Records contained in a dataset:
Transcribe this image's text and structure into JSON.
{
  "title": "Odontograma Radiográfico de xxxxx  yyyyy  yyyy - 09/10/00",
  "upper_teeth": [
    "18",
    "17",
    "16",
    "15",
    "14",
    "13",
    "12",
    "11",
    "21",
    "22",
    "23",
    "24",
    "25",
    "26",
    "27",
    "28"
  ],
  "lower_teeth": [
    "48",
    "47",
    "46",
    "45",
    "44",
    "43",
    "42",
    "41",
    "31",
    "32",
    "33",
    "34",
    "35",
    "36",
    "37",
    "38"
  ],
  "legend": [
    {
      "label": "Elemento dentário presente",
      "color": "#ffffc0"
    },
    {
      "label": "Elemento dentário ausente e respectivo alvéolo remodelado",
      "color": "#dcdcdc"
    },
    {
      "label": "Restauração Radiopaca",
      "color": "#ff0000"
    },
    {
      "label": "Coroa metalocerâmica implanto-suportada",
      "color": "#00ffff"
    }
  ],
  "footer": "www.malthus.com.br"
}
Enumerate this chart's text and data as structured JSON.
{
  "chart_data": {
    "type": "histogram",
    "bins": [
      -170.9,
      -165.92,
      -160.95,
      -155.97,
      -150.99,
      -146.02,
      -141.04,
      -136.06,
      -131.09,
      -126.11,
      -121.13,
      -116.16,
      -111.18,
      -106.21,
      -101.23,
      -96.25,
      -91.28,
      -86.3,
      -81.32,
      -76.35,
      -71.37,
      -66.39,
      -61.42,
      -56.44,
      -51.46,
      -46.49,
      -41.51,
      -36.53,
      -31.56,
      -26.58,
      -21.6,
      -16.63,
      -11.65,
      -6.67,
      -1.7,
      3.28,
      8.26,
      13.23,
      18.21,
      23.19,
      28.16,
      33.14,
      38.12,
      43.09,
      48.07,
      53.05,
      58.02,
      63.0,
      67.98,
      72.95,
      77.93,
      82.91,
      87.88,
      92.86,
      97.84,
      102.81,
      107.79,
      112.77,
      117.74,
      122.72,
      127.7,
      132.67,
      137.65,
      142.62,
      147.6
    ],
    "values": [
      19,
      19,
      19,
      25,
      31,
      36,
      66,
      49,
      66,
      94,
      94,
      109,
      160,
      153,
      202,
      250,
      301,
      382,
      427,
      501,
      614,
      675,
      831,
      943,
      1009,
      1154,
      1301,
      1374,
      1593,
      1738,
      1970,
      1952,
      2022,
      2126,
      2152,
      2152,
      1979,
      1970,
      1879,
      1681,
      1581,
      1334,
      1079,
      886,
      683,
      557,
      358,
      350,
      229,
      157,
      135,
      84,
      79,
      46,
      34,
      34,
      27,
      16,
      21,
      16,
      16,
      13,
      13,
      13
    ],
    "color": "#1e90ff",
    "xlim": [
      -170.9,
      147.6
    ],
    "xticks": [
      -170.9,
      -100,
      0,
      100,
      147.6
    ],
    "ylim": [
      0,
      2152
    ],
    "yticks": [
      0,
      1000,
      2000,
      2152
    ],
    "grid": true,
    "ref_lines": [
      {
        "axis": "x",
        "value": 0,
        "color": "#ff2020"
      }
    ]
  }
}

### The problem
Read through the entries and copy each line in which "color" appears.

### Output for this exercise
      "color": "#ffffc0"
      "color": "#dcdcdc"
      "color": "#ff0000"
      "color": "#00ffff"
    "color": "#1e90ff",
        "color": "#ff2020"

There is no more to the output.